* Problem requirements *
Show all lines from the listing below that contain "name".

------ Data shown ------

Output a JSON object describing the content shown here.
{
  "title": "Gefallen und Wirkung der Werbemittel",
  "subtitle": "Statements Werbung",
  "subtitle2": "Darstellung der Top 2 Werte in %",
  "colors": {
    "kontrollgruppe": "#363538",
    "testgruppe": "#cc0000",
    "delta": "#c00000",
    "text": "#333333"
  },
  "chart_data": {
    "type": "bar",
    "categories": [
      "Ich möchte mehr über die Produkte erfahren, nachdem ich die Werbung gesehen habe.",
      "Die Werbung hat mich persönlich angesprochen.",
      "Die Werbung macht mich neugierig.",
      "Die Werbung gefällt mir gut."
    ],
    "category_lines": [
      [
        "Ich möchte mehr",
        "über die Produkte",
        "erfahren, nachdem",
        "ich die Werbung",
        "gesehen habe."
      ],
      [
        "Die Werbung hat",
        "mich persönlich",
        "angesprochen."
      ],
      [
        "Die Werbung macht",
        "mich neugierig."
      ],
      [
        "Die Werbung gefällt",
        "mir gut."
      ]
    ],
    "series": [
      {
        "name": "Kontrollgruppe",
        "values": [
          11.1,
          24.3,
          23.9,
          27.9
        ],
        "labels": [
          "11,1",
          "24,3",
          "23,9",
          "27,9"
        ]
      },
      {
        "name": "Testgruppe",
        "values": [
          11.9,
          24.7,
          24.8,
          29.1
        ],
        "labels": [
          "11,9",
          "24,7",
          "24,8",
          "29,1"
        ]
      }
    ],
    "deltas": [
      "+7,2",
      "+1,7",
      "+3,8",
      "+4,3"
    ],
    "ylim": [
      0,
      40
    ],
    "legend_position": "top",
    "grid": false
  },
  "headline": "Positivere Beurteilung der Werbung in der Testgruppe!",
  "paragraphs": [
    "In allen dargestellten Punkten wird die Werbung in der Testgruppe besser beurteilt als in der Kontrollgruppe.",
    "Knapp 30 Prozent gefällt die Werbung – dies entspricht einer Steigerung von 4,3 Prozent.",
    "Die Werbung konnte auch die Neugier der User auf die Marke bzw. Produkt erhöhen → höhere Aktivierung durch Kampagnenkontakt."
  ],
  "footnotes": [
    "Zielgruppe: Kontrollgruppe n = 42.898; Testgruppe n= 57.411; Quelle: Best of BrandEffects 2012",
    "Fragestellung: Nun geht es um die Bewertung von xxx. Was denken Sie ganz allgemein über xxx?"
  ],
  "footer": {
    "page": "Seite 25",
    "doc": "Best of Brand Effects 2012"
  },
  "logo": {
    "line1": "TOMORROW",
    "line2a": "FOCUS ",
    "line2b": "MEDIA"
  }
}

------

* Result of this exercise *
        "name": "Kontrollgruppe",
        "name": "Testgruppe",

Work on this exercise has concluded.